Job - Filter these entries so that only lines with the word "ondas" remain.

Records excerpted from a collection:

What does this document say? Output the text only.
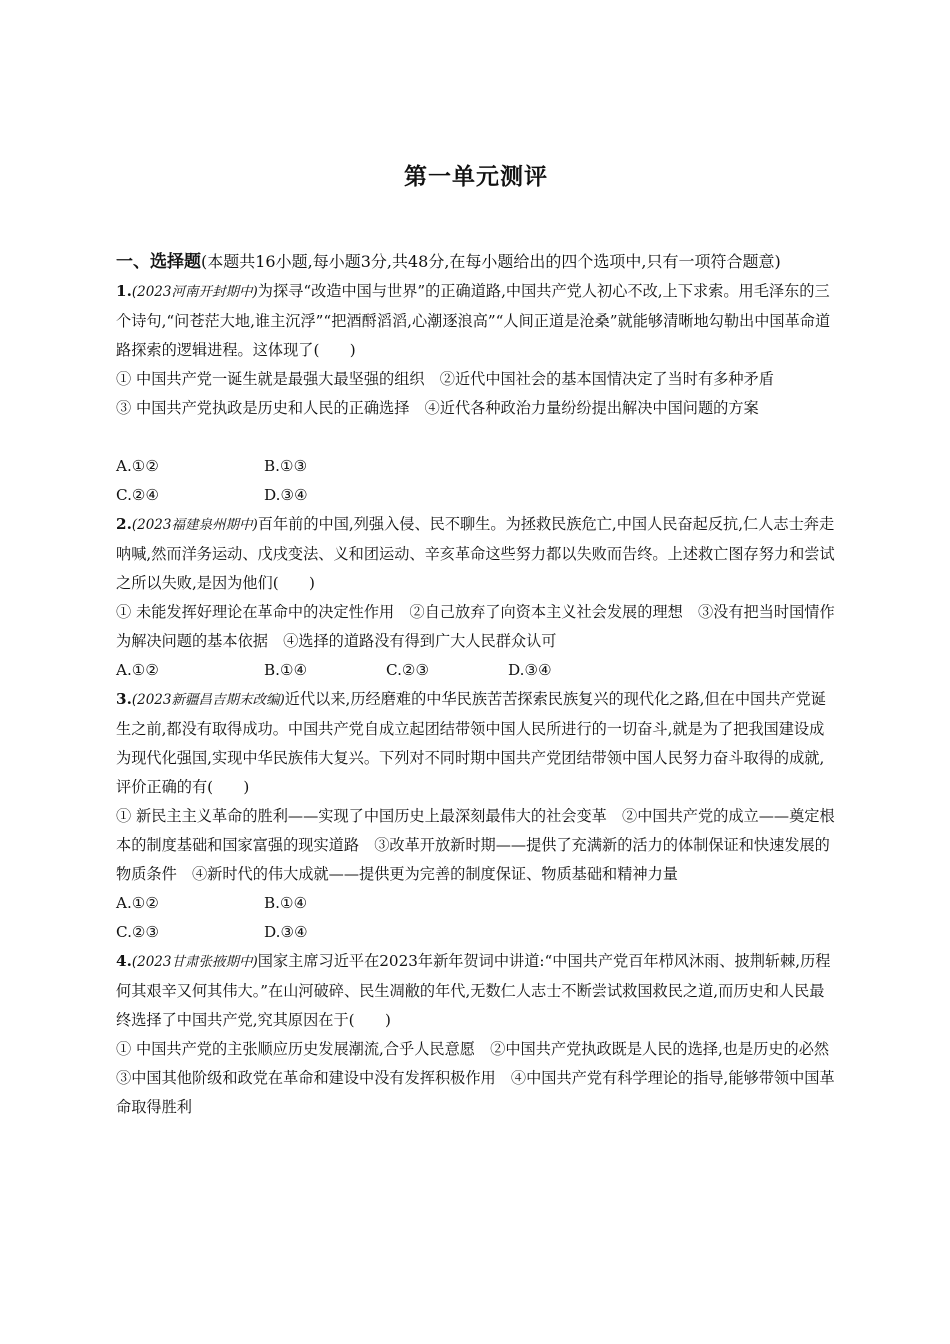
第一单元测评

一、选择题(本题共16小题,每小题3分,共48分,在每小题给出的四个选项中,只有一项符合题意)

1.(2023河南开封期中)为探寻“改造中国与世界”的正确道路,中国共产党人初心不改,上下求索。用毛泽东的三个诗句,“问苍茫大地,谁主沉浮”“把酒酹滔滔,心潮逐浪高”“人间正道是沧桑”就能够清晰地勾勒出中国革命道路探索的逻辑进程。这体现了(　　)

① 中国共产党一诞生就是最强大最坚强的组织　②近代中国社会的基本国情决定了当时有多种矛盾

③ 中国共产党执政是历史和人民的正确选择　④近代各种政治力量纷纷提出解决中国问题的方案

A.①②	B.①③
C.②④	D.③④

2.(2023福建泉州期中)百年前的中国,列强入侵、民不聊生。为拯救民族危亡,中国人民奋起反抗,仁人志士奔走呐喊,然而洋务运动、戊戌变法、义和团运动、辛亥革命这些努力都以失败而告终。上述救亡图存努力和尝试之所以失败,是因为他们(　　)

① 未能发挥好理论在革命中的决定性作用　②自己放弃了向资本主义社会发展的理想　③没有把当时国情作为解决问题的基本依据　④选择的道路没有得到广大人民群众认可

A.①②	B.①④	C.②③	D.③④

3.(2023新疆昌吉期末改编)近代以来,历经磨难的中华民族苦苦探索民族复兴的现代化之路,但在中国共产党诞生之前,都没有取得成功。中国共产党自成立起团结带领中国人民所进行的一切奋斗,就是为了把我国建设成为现代化强国,实现中华民族伟大复兴。下列对不同时期中国共产党团结带领中国人民努力奋斗取得的成就,评价正确的有(　　)

① 新民主主义革命的胜利——实现了中国历史上最深刻最伟大的社会变革　②中国共产党的成立——奠定根本的制度基础和国家富强的现实道路　③改革开放新时期——提供了充满新的活力的体制保证和快速发展的物质条件　④新时代的伟大成就——提供更为完善的制度保证、物质基础和精神力量

A.①②	B.①④
C.②③	D.③④

4.(2023甘肃张掖期中)国家主席习近平在2023年新年贺词中讲道:“中国共产党百年栉风沐雨、披荆斩棘,历程何其艰辛又何其伟大。”在山河破碎、民生凋敝的年代,无数仁人志士不断尝试救国救民之道,而历史和人民最终选择了中国共产党,究其原因在于(　　)

① 中国共产党的主张顺应历史发展潮流,合乎人民意愿　②中国共产党执政既是人民的选择,也是历史的必然　③中国其他阶级和政党在革命和建设中没有发挥积极作用　④中国共产党有科学理论的指导,能够带领中国革命取得胜利
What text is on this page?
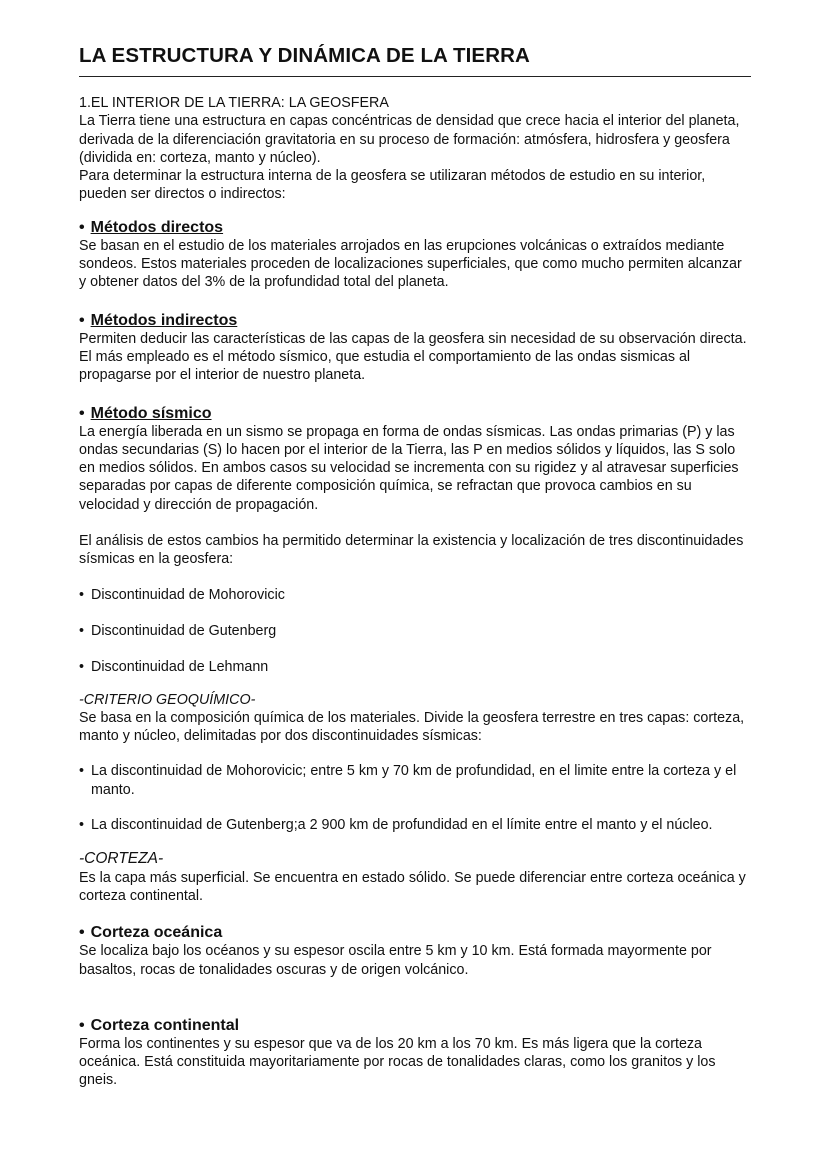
LA ESTRUCTURA Y DINÁMICA DE LA TIERRA

1.EL INTERIOR DE LA TIERRA: LA GEOSFERA

La Tierra tiene una estructura en capas concéntricas de densidad que crece hacia el interior del planeta, derivada de la diferenciación gravitatoria en su proceso de formación: atmósfera, hidrosfera y geosfera (dividida en: corteza, manto y núcleo).

Para determinar la estructura interna de la geosfera se utilizaran métodos de estudio en su interior, pueden ser directos o indirectos:

• Métodos directos

Se basan en el estudio de los materiales arrojados en las erupciones volcánicas o extraídos mediante sondeos. Estos materiales proceden de localizaciones superficiales, que como mucho permiten alcanzar y obtener datos del 3% de la profundidad total del planeta.

• Métodos indirectos

Permiten deducir las características de las capas de la geosfera sin necesidad de su observación directa. El más empleado es el método sísmico, que estudia el comportamiento de las ondas sismicas al propagarse por el interior de nuestro planeta.

• Método sísmico

La energía liberada en un sismo se propaga en forma de ondas sísmicas. Las ondas primarias (P) y las ondas secundarias (S) lo hacen por el interior de la Tierra, las P en medios sólidos y líquidos, las S solo en medios sólidos. En ambos casos su velocidad se incrementa con su rigidez y al atravesar superficies separadas por capas de diferente composición química, se refractan que provoca cambios en su velocidad y dirección de propagación.

El análisis de estos cambios ha permitido determinar la existencia y localización de tres discontinuidades sísmicas en la geosfera:

• Discontinuidad de Mohorovicic
• Discontinuidad de Gutenberg
• Discontinuidad de Lehmann

-CRITERIO GEOQUÍMICO-

Se basa en la composición química de los materiales. Divide la geosfera terrestre en tres capas: corteza, manto y núcleo, delimitadas por dos discontinuidades sísmicas:

• La discontinuidad de Mohorovicic; entre 5 km y 70 km de profundidad, en el limite entre la corteza y el manto.
• La discontinuidad de Gutenberg;a 2 900 km de profundidad en el límite entre el manto y el núcleo.

-CORTEZA-

Es la capa más superficial. Se encuentra en estado sólido. Se puede diferenciar entre corteza oceánica y corteza continental.

• Corteza oceánica

Se localiza bajo los océanos y su espesor oscila entre 5 km y 10 km. Está formada mayormente por basaltos, rocas de tonalidades oscuras y de origen volcánico.

• Corteza continental

Forma los continentes y su espesor que va de los 20 km a los 70 km. Es más ligera que la corteza oceánica. Está constituida mayoritariamente por rocas de tonalidades claras, como los granitos y los gneis.
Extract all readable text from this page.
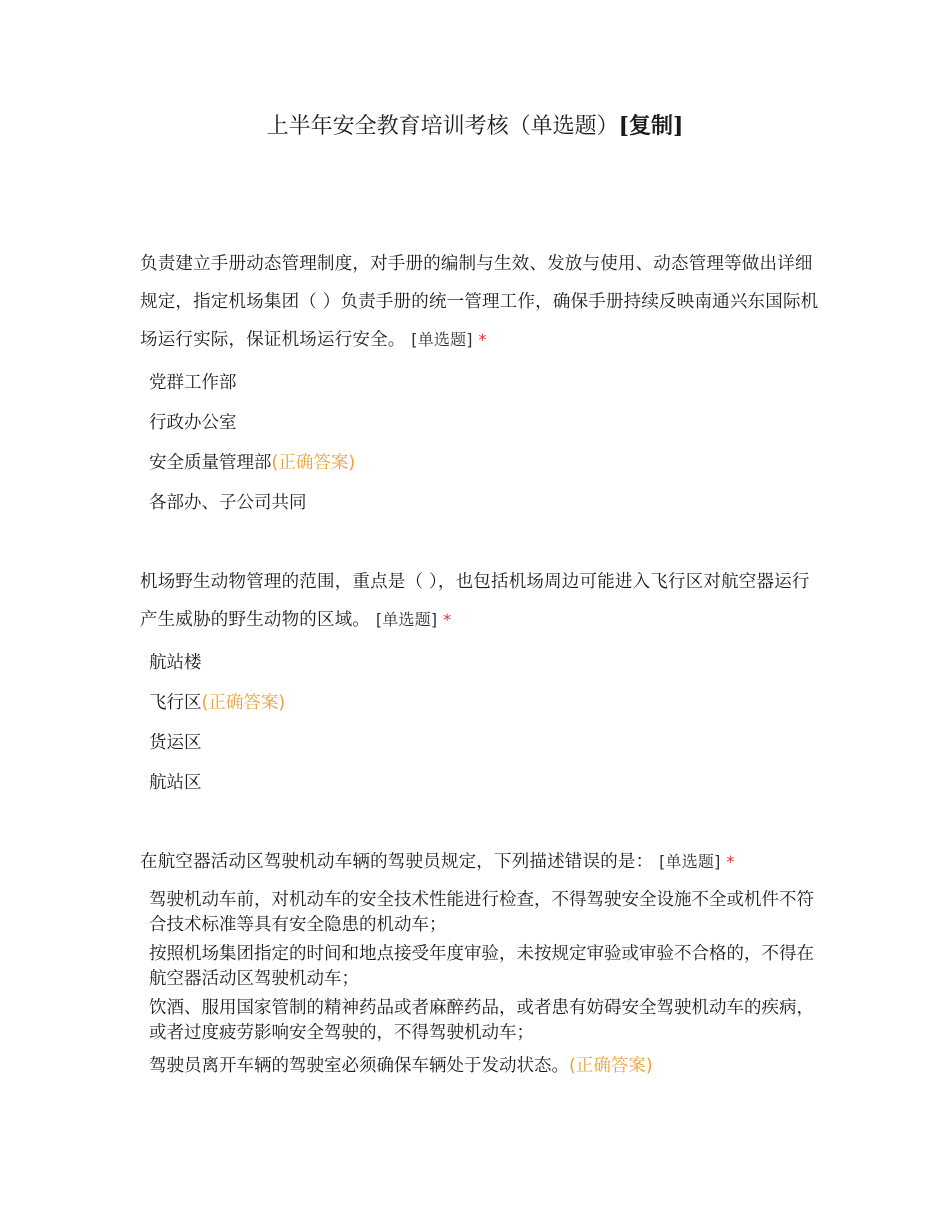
上半年安全教育培训考核（单选题）[复制]
负责建立手册动态管理制度，对手册的编制与生效、发放与使用、动态管理等做出详细规定，指定机场集团（ ）负责手册的统一管理工作，确保手册持续反映南通兴东国际机场运行实际，保证机场运行安全。 [单选题] *
党群工作部
行政办公室
安全质量管理部(正确答案)
各部办、子公司共同
机场野生动物管理的范围，重点是（ ），也包括机场周边可能进入飞行区对航空器运行产生威胁的野生动物的区域。 [单选题] *
航站楼
飞行区(正确答案)
货运区
航站区
在航空器活动区驾驶机动车辆的驾驶员规定，下列描述错误的是： [单选题] *
驾驶机动车前，对机动车的安全技术性能进行检查，不得驾驶安全设施不全或机件不符合技术标准等具有安全隐患的机动车；
按照机场集团指定的时间和地点接受年度审验，未按规定审验或审验不合格的，不得在航空器活动区驾驶机动车；
饮酒、服用国家管制的精神药品或者麻醉药品，或者患有妨碍安全驾驶机动车的疾病，或者过度疲劳影响安全驾驶的，不得驾驶机动车；
驾驶员离开车辆的驾驶室必须确保车辆处于发动状态。(正确答案)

Written solution -
Permiten deducir las características de las capas de la geosfera sin necesidad de su observación directa. El más empleado es el método sísmico, que estudia el comportamiento de las ondas sismicas al propagarse por el interior de nuestro planeta.
La energía liberada en un sismo se propaga en forma de ondas sísmicas. Las ondas primarias (P) y las ondas secundarias (S) lo hacen por el interior de la Tierra, las P en medios sólidos y líquidos, las S solo en medios sólidos. En ambos casos su velocidad se incrementa con su rigidez y al atravesar superficies separadas por capas de diferente composición química, se refractan que provoca cambios en su velocidad y dirección de propagación.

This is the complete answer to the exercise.